* _TASK TO CARRY OUT_
Copy each line in the data that includes the word "text".

* _GIVEN DATA_
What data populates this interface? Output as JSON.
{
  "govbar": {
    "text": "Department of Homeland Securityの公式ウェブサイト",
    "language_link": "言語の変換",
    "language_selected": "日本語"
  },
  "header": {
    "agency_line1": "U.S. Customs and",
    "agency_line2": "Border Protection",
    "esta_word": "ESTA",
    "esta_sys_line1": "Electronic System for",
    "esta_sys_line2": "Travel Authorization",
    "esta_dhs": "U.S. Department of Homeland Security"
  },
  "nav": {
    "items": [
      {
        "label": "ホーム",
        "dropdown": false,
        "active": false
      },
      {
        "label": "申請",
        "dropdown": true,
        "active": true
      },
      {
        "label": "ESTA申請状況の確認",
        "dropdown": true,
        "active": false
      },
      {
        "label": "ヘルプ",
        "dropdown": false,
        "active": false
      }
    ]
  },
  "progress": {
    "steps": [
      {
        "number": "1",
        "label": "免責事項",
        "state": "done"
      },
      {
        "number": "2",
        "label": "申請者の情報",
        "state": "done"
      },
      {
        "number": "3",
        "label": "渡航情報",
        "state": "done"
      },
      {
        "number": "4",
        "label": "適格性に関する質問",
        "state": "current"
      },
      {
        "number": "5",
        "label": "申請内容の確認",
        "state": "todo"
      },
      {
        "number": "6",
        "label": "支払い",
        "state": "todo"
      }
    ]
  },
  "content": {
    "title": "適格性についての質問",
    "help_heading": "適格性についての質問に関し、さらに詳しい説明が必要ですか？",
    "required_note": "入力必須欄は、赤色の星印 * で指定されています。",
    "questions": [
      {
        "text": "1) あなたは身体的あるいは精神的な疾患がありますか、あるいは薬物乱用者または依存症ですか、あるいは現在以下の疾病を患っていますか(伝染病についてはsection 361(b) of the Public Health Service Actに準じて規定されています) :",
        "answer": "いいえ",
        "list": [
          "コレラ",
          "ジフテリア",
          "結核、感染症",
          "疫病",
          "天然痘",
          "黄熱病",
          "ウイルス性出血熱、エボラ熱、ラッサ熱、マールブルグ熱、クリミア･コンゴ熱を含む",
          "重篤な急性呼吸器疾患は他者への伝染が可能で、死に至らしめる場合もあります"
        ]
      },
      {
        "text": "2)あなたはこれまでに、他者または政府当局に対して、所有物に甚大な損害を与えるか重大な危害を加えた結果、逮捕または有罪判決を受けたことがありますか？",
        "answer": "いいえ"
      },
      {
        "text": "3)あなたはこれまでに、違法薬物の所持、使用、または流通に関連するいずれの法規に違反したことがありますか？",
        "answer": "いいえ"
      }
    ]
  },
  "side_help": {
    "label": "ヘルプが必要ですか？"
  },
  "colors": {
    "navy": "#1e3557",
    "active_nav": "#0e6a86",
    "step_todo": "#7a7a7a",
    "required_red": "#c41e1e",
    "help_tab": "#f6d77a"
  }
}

* _EXPECTED OUTPUT_
    "text": "Department of Homeland Securityの公式ウェブサイト",
        "text": "1) あなたは身体的あるいは精神的な疾患がありますか、あるいは薬物乱用者または依存症ですか、あるいは現在以下の疾病を患っていますか(伝染病についてはsection 361(b) of the Public Health Service Actに準じて規定されています) :",
        "text": "2)あなたはこれまでに、他者または政府当局に対して、所有物に甚大な損害を与えるか重大な危害を加えた結果、逮捕または有罪判決を受けたことがありますか？",
        "text": "3)あなたはこれまでに、違法薬物の所持、使用、または流通に関連するいずれの法規に違反したことがありますか？",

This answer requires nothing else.